(Enregistrements de boîtes étiquetées)
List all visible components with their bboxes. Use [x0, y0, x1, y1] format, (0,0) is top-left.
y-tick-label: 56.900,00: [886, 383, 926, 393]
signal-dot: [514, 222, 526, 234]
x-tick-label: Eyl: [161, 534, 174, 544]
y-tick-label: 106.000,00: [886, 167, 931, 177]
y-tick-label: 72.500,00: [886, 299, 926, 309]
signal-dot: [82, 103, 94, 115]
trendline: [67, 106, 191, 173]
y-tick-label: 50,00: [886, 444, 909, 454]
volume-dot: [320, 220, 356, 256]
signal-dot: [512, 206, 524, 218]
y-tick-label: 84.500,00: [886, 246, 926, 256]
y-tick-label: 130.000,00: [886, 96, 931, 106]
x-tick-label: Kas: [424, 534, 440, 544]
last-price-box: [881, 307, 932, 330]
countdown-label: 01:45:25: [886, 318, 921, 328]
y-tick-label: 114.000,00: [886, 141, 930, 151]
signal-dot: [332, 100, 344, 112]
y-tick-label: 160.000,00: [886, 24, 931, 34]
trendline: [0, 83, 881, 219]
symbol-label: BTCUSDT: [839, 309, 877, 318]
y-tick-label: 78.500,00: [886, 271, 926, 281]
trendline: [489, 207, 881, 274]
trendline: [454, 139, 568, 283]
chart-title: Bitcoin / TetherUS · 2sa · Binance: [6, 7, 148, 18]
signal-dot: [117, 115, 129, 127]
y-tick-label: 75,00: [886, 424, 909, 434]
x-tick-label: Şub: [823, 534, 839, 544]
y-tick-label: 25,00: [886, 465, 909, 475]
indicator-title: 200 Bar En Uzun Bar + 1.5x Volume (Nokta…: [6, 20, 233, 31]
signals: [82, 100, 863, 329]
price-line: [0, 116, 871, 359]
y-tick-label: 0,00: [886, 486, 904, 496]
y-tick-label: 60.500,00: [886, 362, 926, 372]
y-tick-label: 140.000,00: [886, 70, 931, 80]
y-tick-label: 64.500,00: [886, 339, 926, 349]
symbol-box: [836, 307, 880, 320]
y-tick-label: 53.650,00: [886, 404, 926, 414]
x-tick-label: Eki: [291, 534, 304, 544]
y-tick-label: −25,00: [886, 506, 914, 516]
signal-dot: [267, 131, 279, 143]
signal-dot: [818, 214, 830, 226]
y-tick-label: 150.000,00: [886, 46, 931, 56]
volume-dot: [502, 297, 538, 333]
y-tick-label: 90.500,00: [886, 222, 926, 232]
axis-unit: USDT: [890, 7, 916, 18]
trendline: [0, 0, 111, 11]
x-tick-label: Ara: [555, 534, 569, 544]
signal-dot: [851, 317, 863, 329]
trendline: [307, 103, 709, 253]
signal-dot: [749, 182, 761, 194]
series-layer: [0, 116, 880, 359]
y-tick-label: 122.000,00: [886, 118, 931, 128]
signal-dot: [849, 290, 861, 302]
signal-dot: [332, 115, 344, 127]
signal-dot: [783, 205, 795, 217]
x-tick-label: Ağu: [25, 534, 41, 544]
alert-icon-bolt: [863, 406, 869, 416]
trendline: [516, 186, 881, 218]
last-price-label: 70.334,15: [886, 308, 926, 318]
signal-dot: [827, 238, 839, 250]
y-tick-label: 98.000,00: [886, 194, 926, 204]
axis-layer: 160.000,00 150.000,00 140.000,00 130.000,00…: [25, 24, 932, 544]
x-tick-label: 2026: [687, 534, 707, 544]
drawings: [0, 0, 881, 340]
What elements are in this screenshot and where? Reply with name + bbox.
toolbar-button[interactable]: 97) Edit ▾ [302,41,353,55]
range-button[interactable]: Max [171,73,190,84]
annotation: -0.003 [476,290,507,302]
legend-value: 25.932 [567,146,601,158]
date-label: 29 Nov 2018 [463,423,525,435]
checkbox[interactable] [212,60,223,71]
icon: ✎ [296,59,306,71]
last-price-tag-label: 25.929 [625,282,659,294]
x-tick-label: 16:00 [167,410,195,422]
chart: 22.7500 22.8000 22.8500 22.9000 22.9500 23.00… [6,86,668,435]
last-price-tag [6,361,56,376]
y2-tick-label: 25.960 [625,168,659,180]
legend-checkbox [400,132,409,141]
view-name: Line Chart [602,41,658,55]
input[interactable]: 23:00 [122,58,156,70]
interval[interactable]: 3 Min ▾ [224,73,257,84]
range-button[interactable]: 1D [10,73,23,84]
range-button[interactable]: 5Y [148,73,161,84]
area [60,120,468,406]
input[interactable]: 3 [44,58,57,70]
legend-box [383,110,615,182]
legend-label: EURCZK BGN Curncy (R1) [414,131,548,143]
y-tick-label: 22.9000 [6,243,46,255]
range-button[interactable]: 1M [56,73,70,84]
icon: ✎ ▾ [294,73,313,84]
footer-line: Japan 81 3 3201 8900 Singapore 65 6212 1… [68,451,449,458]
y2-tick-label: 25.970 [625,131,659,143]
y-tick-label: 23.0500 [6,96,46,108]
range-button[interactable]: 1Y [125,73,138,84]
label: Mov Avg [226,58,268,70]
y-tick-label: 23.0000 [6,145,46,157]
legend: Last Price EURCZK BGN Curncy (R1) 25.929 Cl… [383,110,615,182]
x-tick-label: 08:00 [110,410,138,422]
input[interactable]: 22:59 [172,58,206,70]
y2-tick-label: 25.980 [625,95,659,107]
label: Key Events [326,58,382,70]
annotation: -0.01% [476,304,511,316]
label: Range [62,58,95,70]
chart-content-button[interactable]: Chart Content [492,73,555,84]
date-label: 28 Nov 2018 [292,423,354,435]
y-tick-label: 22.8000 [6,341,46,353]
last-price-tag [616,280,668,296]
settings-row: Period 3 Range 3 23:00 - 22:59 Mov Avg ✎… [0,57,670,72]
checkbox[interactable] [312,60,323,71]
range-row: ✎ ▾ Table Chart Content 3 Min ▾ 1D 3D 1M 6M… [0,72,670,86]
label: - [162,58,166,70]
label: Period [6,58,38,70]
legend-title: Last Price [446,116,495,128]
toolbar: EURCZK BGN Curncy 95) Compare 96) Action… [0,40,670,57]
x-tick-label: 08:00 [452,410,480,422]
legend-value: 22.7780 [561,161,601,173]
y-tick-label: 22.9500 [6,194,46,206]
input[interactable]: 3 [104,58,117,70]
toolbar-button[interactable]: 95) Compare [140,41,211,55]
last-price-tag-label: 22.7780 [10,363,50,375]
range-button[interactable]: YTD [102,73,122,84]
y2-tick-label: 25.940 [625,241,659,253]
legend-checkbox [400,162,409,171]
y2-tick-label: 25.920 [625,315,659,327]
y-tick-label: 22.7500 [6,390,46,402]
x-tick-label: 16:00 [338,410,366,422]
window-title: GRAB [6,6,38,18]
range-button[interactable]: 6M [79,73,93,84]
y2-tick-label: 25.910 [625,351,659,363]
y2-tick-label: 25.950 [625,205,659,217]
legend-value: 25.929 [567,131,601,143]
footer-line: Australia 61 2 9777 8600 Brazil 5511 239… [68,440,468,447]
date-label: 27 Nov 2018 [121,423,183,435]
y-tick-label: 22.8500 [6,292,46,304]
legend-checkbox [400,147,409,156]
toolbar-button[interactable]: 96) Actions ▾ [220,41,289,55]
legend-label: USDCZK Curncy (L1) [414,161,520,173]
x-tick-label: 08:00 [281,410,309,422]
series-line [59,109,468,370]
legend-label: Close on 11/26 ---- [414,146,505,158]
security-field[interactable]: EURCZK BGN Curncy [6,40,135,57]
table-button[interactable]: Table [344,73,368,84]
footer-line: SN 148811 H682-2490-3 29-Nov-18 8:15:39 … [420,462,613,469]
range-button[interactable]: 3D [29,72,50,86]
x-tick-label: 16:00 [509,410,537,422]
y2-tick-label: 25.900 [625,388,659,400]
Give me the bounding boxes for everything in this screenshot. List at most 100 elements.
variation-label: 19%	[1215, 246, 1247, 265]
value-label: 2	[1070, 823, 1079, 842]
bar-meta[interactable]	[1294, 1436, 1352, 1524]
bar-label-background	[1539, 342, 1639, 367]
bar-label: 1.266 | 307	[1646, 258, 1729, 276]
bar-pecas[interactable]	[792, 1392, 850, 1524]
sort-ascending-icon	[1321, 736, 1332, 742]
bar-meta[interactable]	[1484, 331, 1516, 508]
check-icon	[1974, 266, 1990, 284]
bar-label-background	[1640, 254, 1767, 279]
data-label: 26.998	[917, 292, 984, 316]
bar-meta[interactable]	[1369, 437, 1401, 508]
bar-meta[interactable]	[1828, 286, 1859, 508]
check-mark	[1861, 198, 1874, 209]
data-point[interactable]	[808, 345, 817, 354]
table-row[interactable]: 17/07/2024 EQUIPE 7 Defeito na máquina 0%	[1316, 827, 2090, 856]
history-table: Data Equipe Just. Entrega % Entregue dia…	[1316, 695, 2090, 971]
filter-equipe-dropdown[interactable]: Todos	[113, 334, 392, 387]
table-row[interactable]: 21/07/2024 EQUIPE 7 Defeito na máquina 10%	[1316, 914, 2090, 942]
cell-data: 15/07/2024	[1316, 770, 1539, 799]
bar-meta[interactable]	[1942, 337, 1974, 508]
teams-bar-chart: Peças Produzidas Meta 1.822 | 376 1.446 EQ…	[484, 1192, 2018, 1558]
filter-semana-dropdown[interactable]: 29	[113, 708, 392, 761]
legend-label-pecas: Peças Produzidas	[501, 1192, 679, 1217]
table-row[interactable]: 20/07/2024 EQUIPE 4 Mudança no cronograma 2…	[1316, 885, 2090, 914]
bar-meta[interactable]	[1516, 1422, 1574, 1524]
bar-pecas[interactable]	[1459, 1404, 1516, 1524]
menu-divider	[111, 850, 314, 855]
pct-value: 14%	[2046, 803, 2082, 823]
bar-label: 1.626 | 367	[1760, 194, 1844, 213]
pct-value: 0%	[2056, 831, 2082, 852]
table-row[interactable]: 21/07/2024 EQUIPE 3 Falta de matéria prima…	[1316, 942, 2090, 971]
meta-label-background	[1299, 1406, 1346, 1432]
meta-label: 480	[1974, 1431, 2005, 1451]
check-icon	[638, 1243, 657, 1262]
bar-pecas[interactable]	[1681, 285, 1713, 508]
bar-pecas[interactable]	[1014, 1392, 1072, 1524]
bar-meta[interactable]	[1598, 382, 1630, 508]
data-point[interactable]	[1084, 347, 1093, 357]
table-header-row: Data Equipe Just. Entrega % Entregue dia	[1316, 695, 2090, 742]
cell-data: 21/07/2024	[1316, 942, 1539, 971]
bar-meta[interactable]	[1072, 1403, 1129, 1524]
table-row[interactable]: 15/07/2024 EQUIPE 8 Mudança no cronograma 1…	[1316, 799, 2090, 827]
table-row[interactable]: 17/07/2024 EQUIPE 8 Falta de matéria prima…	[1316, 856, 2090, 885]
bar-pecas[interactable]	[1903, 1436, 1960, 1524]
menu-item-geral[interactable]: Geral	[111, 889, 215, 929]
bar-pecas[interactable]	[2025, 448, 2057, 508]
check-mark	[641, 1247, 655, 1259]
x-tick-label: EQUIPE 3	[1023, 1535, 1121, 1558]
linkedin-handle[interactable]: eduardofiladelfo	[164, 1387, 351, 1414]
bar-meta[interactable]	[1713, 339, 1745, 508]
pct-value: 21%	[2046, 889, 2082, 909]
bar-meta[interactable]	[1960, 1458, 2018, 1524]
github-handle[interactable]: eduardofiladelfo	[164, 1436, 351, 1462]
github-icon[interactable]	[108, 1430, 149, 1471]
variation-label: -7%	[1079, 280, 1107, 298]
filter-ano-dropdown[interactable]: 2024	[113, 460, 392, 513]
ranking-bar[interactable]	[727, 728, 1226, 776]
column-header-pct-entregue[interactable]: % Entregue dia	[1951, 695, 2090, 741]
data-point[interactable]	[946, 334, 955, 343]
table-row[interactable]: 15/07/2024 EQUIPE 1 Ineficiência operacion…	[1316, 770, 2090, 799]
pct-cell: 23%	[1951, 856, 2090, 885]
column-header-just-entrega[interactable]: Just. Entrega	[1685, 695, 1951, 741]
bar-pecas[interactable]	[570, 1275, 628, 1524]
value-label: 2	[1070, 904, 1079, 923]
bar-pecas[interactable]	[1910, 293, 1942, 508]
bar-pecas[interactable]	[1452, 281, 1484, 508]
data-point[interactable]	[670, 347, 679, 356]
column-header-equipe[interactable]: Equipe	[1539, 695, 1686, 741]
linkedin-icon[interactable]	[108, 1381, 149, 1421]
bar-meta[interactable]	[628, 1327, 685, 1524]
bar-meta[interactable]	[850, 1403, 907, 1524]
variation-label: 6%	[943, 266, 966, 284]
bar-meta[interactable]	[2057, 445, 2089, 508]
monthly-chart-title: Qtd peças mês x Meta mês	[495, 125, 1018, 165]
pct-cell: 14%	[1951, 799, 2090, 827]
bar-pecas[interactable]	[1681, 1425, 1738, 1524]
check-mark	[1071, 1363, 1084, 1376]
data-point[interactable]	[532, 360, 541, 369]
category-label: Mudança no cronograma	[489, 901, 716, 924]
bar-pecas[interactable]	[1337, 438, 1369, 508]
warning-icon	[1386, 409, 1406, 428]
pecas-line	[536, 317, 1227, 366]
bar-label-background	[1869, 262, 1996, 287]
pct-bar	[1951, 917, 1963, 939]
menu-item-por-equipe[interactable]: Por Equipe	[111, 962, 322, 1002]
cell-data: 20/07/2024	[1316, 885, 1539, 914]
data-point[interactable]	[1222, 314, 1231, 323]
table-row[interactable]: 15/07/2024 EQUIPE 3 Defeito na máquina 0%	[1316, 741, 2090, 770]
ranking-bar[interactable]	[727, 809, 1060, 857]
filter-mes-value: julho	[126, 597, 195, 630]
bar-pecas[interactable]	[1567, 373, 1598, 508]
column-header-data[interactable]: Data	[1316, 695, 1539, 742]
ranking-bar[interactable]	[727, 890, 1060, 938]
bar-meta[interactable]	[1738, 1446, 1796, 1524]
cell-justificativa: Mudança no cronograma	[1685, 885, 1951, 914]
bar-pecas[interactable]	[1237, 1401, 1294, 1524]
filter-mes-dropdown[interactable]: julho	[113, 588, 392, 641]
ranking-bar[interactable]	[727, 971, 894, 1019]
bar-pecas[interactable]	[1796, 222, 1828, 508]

> CONSIGNES DU PROBLÈME
Citez mot pour mot la partie du matériel qui s'ouvre sur sa toute première ligne et se clôt sur la ligne contenant « y-tick-label: 0,00: [886, 486, 904, 496] », cette dernière ligne comprise.

> RÉPONSE DE L'EXERCICE
List all visible components with their bboxes. Use [x0, y0, x1, y1] format, (0,0) is top-left.
y-tick-label: 56.900,00: [886, 383, 926, 393]
signal-dot: [514, 222, 526, 234]
x-tick-label: Eyl: [161, 534, 174, 544]
y-tick-label: 106.000,00: [886, 167, 931, 177]
y-tick-label: 72.500,00: [886, 299, 926, 309]
signal-dot: [82, 103, 94, 115]
trendline: [67, 106, 191, 173]
y-tick-label: 50,00: [886, 444, 909, 454]
volume-dot: [320, 220, 356, 256]
signal-dot: [512, 206, 524, 218]
y-tick-label: 84.500,00: [886, 246, 926, 256]
y-tick-label: 130.000,00: [886, 96, 931, 106]
x-tick-label: Kas: [424, 534, 440, 544]
last-price-box: [881, 307, 932, 330]
countdown-label: 01:45:25: [886, 318, 921, 328]
y-tick-label: 114.000,00: [886, 141, 930, 151]
signal-dot: [332, 100, 344, 112]
y-tick-label: 160.000,00: [886, 24, 931, 34]
trendline: [0, 83, 881, 219]
symbol-label: BTCUSDT: [839, 309, 877, 318]
y-tick-label: 78.500,00: [886, 271, 926, 281]
trendline: [489, 207, 881, 274]
trendline: [454, 139, 568, 283]
chart-title: Bitcoin / TetherUS · 2sa · Binance: [6, 7, 148, 18]
signal-dot: [117, 115, 129, 127]
y-tick-label: 75,00: [886, 424, 909, 434]
x-tick-label: Şub: [823, 534, 839, 544]
y-tick-label: 25,00: [886, 465, 909, 475]
indicator-title: 200 Bar En Uzun Bar + 1.5x Volume (Nokta…: [6, 20, 233, 31]
signals: [82, 100, 863, 329]
price-line: [0, 116, 871, 359]
y-tick-label: 0,00: [886, 486, 904, 496]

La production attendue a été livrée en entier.